[Figure contents as structured data]
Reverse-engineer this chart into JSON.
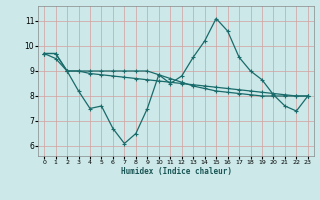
{
  "xlabel": "Humidex (Indice chaleur)",
  "bg_color": "#cce8e8",
  "grid_color": "#b0d0d0",
  "line_color": "#1a6b6b",
  "x_ticks": [
    0,
    1,
    2,
    3,
    4,
    5,
    6,
    7,
    8,
    9,
    10,
    11,
    12,
    13,
    14,
    15,
    16,
    17,
    18,
    19,
    20,
    21,
    22,
    23
  ],
  "y_ticks": [
    6,
    7,
    8,
    9,
    10,
    11
  ],
  "ylim": [
    5.6,
    11.6
  ],
  "xlim": [
    -0.5,
    23.5
  ],
  "series1_x": [
    0,
    1,
    2,
    3,
    4,
    5,
    6,
    7,
    8,
    9,
    10,
    11,
    12,
    13,
    14,
    15,
    16,
    17,
    18,
    19,
    20,
    21,
    22,
    23
  ],
  "series1_y": [
    9.7,
    9.7,
    9.0,
    8.2,
    7.5,
    7.6,
    6.7,
    6.1,
    6.5,
    7.5,
    8.85,
    8.5,
    8.8,
    9.55,
    10.2,
    11.1,
    10.6,
    9.55,
    9.0,
    8.65,
    8.05,
    7.6,
    7.4,
    8.0
  ],
  "series2_x": [
    0,
    1,
    2,
    3,
    4,
    5,
    6,
    7,
    8,
    9,
    10,
    11,
    12,
    13,
    14,
    15,
    16,
    17,
    18,
    19,
    20,
    21,
    22,
    23
  ],
  "series2_y": [
    9.7,
    9.5,
    9.0,
    9.0,
    8.9,
    8.85,
    8.8,
    8.75,
    8.7,
    8.65,
    8.6,
    8.55,
    8.5,
    8.45,
    8.4,
    8.35,
    8.3,
    8.25,
    8.2,
    8.15,
    8.1,
    8.05,
    8.0,
    8.0
  ],
  "series3_x": [
    0,
    1,
    2,
    3,
    4,
    5,
    6,
    7,
    8,
    9,
    10,
    11,
    12,
    13,
    14,
    15,
    16,
    17,
    18,
    19,
    20,
    21,
    22,
    23
  ],
  "series3_y": [
    9.7,
    9.7,
    9.0,
    9.0,
    9.0,
    9.0,
    9.0,
    9.0,
    9.0,
    9.0,
    8.85,
    8.7,
    8.55,
    8.4,
    8.3,
    8.2,
    8.15,
    8.1,
    8.05,
    8.0,
    8.0,
    8.0,
    8.0,
    8.0
  ]
}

### Directions for this task
Transcribe the records above verbatim. Do not carry over any picture.

### Expected output
Reverse-engineer this chart into JSON.
{
  "xlabel": "Humidex (Indice chaleur)",
  "bg_color": "#cce8e8",
  "grid_color": "#b0d0d0",
  "line_color": "#1a6b6b",
  "x_ticks": [
    0,
    1,
    2,
    3,
    4,
    5,
    6,
    7,
    8,
    9,
    10,
    11,
    12,
    13,
    14,
    15,
    16,
    17,
    18,
    19,
    20,
    21,
    22,
    23
  ],
  "y_ticks": [
    6,
    7,
    8,
    9,
    10,
    11
  ],
  "ylim": [
    5.6,
    11.6
  ],
  "xlim": [
    -0.5,
    23.5
  ],
  "series1_x": [
    0,
    1,
    2,
    3,
    4,
    5,
    6,
    7,
    8,
    9,
    10,
    11,
    12,
    13,
    14,
    15,
    16,
    17,
    18,
    19,
    20,
    21,
    22,
    23
  ],
  "series1_y": [
    9.7,
    9.7,
    9.0,
    8.2,
    7.5,
    7.6,
    6.7,
    6.1,
    6.5,
    7.5,
    8.85,
    8.5,
    8.8,
    9.55,
    10.2,
    11.1,
    10.6,
    9.55,
    9.0,
    8.65,
    8.05,
    7.6,
    7.4,
    8.0
  ],
  "series2_x": [
    0,
    1,
    2,
    3,
    4,
    5,
    6,
    7,
    8,
    9,
    10,
    11,
    12,
    13,
    14,
    15,
    16,
    17,
    18,
    19,
    20,
    21,
    22,
    23
  ],
  "series2_y": [
    9.7,
    9.5,
    9.0,
    9.0,
    8.9,
    8.85,
    8.8,
    8.75,
    8.7,
    8.65,
    8.6,
    8.55,
    8.5,
    8.45,
    8.4,
    8.35,
    8.3,
    8.25,
    8.2,
    8.15,
    8.1,
    8.05,
    8.0,
    8.0
  ],
  "series3_x": [
    0,
    1,
    2,
    3,
    4,
    5,
    6,
    7,
    8,
    9,
    10,
    11,
    12,
    13,
    14,
    15,
    16,
    17,
    18,
    19,
    20,
    21,
    22,
    23
  ],
  "series3_y": [
    9.7,
    9.7,
    9.0,
    9.0,
    9.0,
    9.0,
    9.0,
    9.0,
    9.0,
    9.0,
    8.85,
    8.7,
    8.55,
    8.4,
    8.3,
    8.2,
    8.15,
    8.1,
    8.05,
    8.0,
    8.0,
    8.0,
    8.0,
    8.0
  ]
}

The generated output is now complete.